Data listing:
· · · · · · ·

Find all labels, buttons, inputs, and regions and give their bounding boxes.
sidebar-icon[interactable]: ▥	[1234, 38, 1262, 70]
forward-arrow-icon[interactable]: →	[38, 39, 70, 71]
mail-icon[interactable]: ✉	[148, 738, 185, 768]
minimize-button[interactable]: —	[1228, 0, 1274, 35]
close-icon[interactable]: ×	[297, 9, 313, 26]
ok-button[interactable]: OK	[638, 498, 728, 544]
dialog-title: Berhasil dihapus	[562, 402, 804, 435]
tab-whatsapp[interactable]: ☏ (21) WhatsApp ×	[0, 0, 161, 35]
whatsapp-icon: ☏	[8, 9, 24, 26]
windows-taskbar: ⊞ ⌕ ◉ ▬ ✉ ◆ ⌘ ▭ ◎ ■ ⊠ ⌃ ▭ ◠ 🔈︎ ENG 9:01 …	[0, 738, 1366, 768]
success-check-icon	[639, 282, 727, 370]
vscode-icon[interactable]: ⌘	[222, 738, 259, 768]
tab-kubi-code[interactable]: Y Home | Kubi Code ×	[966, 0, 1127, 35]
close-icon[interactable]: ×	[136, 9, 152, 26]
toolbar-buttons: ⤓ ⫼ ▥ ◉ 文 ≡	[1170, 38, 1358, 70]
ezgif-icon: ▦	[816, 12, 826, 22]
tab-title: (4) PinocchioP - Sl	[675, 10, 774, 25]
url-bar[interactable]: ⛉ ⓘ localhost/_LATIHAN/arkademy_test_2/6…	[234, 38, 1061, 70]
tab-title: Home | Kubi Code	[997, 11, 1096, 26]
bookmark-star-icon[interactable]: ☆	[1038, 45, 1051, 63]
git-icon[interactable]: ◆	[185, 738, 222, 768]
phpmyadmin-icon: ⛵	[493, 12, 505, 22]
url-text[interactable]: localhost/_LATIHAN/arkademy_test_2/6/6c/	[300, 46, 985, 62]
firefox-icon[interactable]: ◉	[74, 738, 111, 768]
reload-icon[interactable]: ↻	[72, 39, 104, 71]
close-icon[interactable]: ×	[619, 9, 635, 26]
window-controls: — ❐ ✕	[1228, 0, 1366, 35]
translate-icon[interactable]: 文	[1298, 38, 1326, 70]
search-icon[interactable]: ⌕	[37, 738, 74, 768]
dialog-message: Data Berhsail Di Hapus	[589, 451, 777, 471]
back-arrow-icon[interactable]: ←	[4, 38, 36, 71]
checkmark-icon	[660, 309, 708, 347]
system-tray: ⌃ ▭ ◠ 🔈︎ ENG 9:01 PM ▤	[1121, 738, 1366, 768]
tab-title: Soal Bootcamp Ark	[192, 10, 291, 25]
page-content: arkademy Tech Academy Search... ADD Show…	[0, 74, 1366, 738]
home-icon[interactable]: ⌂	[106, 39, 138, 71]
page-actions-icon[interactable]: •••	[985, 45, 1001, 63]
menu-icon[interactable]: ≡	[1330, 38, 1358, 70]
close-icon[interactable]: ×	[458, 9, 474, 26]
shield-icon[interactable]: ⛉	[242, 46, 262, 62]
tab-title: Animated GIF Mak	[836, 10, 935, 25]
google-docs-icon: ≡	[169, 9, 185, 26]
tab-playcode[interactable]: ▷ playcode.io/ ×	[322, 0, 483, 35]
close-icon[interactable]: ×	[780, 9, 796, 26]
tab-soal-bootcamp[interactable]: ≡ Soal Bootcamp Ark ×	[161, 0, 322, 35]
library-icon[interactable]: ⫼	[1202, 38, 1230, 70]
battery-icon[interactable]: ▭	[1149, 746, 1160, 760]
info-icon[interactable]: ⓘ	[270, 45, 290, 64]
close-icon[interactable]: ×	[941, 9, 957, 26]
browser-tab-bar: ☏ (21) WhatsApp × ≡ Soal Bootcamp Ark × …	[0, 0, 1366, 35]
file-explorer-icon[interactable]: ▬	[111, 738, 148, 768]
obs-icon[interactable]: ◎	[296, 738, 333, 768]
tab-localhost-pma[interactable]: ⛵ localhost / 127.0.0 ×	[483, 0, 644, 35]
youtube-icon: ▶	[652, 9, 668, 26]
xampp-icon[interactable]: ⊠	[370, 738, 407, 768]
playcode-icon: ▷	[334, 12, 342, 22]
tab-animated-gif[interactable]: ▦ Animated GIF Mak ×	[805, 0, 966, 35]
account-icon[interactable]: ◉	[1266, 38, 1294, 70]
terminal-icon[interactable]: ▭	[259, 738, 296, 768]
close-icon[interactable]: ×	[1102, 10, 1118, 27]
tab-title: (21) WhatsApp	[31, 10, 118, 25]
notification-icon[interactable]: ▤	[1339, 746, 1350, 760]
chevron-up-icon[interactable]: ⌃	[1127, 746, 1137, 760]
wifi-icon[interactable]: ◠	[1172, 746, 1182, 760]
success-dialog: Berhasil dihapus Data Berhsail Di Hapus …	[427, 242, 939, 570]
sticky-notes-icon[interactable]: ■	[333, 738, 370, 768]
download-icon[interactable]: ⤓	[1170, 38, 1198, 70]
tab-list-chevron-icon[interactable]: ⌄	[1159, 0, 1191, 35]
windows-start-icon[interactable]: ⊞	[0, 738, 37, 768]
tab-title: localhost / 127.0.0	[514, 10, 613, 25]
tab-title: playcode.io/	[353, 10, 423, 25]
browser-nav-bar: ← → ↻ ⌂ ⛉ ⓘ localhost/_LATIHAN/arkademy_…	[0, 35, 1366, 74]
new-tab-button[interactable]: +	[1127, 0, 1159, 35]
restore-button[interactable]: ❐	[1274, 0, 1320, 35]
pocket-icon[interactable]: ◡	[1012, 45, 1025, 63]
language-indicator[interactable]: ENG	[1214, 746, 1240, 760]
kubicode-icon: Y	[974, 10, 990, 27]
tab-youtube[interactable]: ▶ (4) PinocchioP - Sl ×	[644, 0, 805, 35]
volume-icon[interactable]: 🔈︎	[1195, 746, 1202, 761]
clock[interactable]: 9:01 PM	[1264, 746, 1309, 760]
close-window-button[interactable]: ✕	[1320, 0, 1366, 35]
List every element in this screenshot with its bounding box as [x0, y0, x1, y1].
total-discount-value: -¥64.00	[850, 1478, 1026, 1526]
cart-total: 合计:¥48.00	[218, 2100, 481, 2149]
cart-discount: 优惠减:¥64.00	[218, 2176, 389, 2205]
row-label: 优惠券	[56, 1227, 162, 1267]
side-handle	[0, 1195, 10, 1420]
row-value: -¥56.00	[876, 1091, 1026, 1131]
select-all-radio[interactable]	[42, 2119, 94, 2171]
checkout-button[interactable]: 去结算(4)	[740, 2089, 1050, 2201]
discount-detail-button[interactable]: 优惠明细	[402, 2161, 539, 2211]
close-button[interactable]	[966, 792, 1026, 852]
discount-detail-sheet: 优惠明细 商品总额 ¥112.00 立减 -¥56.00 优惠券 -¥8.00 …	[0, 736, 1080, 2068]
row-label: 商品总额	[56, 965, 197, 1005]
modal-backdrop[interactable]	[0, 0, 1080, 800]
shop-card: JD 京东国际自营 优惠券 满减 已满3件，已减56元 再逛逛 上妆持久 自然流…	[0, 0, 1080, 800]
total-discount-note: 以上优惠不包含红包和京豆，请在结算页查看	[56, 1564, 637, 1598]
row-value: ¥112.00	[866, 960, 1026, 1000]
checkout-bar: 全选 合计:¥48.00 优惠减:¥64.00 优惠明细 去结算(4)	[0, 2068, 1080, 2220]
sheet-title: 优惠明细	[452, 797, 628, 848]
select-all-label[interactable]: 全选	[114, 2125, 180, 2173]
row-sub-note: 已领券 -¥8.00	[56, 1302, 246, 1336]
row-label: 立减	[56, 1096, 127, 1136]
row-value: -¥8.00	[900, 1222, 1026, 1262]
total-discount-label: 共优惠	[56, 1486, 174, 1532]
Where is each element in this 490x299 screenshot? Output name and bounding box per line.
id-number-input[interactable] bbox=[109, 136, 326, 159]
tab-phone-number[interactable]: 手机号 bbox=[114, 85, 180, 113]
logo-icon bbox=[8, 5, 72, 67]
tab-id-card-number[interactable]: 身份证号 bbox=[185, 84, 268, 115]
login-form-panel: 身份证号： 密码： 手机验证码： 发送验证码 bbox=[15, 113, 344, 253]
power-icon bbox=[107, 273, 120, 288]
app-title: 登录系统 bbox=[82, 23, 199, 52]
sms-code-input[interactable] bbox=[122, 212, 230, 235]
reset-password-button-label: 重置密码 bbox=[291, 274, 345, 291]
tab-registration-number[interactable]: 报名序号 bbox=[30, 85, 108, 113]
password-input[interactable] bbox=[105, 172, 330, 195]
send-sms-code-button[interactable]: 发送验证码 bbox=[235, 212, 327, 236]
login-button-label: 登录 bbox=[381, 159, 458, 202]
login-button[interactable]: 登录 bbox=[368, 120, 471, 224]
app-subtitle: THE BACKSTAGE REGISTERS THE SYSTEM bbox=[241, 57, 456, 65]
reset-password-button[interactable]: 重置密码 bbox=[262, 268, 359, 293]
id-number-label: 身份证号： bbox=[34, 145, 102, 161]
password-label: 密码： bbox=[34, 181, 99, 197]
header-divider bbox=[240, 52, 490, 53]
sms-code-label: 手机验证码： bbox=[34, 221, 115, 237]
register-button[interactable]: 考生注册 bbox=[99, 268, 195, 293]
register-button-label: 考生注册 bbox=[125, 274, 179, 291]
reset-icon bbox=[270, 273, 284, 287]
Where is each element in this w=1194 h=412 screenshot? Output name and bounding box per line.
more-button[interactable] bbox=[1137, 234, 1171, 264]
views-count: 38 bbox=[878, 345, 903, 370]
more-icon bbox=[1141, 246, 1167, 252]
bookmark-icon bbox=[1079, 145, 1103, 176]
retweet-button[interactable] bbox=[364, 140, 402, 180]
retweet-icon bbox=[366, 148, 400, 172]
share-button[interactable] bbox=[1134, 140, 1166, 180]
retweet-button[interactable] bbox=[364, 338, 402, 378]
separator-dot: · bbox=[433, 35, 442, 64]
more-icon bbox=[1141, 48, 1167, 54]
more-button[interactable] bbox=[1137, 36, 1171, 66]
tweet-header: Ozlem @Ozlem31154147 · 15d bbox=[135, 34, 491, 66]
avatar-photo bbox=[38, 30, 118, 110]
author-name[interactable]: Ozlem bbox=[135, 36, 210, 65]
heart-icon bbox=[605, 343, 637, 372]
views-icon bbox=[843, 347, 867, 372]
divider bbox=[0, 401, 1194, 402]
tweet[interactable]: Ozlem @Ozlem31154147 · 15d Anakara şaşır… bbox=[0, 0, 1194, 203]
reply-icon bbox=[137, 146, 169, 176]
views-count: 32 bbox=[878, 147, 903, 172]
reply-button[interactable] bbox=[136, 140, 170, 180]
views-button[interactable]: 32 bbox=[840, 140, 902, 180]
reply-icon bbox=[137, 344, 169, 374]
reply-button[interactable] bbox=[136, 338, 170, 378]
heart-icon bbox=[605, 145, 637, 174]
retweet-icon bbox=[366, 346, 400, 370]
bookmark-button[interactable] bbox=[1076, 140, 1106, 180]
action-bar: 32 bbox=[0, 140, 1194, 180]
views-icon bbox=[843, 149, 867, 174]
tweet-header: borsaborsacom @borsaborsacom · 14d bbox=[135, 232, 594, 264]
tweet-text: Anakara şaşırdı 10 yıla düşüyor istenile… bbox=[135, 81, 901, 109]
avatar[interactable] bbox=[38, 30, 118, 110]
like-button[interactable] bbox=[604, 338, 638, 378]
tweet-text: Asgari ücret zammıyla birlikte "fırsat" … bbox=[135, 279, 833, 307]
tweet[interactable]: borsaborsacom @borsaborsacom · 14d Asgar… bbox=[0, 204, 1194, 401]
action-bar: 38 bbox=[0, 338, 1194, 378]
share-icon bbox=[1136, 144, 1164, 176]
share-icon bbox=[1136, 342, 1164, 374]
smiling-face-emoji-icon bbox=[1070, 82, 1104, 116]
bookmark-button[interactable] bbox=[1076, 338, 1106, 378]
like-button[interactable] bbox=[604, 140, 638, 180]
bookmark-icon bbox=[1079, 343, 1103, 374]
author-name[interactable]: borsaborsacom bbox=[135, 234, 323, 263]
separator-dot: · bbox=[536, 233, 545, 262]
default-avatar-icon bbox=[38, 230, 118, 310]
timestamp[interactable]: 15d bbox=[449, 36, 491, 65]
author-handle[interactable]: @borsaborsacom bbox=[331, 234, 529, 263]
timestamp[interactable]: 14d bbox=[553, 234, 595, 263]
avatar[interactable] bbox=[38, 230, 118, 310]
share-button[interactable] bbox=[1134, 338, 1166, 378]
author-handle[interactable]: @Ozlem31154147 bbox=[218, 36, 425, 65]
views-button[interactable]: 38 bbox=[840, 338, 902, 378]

· · · · · · ·

Exercise requirements:
Write out, unchanged, the part of the items above that opens with their first line and closes with the line containing "window-controls: — ❐".

Completed exercise:
Find all labels, buttons, inputs, and regions and give their bounding boxes.
sidebar-icon[interactable]: ▥	[1234, 38, 1262, 70]
forward-arrow-icon[interactable]: →	[38, 39, 70, 71]
mail-icon[interactable]: ✉	[148, 738, 185, 768]
minimize-button[interactable]: —	[1228, 0, 1274, 35]
close-icon[interactable]: ×	[297, 9, 313, 26]
ok-button[interactable]: OK	[638, 498, 728, 544]
dialog-title: Berhasil dihapus	[562, 402, 804, 435]
tab-whatsapp[interactable]: ☏ (21) WhatsApp ×	[0, 0, 161, 35]
whatsapp-icon: ☏	[8, 9, 24, 26]
windows-taskbar: ⊞ ⌕ ◉ ▬ ✉ ◆ ⌘ ▭ ◎ ■ ⊠ ⌃ ▭ ◠ 🔈︎ ENG 9:01 …	[0, 738, 1366, 768]
success-check-icon	[639, 282, 727, 370]
vscode-icon[interactable]: ⌘	[222, 738, 259, 768]
tab-kubi-code[interactable]: Y Home | Kubi Code ×	[966, 0, 1127, 35]
close-icon[interactable]: ×	[136, 9, 152, 26]
toolbar-buttons: ⤓ ⫼ ▥ ◉ 文 ≡	[1170, 38, 1358, 70]
ezgif-icon: ▦	[816, 12, 826, 22]
tab-title: (4) PinocchioP - Sl	[675, 10, 774, 25]
url-bar[interactable]: ⛉ ⓘ localhost/_LATIHAN/arkademy_test_2/6…	[234, 38, 1061, 70]
tab-title: Home | Kubi Code	[997, 11, 1096, 26]
bookmark-star-icon[interactable]: ☆	[1038, 45, 1051, 63]
git-icon[interactable]: ◆	[185, 738, 222, 768]
phpmyadmin-icon: ⛵	[493, 12, 505, 22]
url-text[interactable]: localhost/_LATIHAN/arkademy_test_2/6/6c/	[300, 46, 985, 62]
firefox-icon[interactable]: ◉	[74, 738, 111, 768]
reload-icon[interactable]: ↻	[72, 39, 104, 71]
close-icon[interactable]: ×	[619, 9, 635, 26]
window-controls: — ❐ ✕	[1228, 0, 1366, 35]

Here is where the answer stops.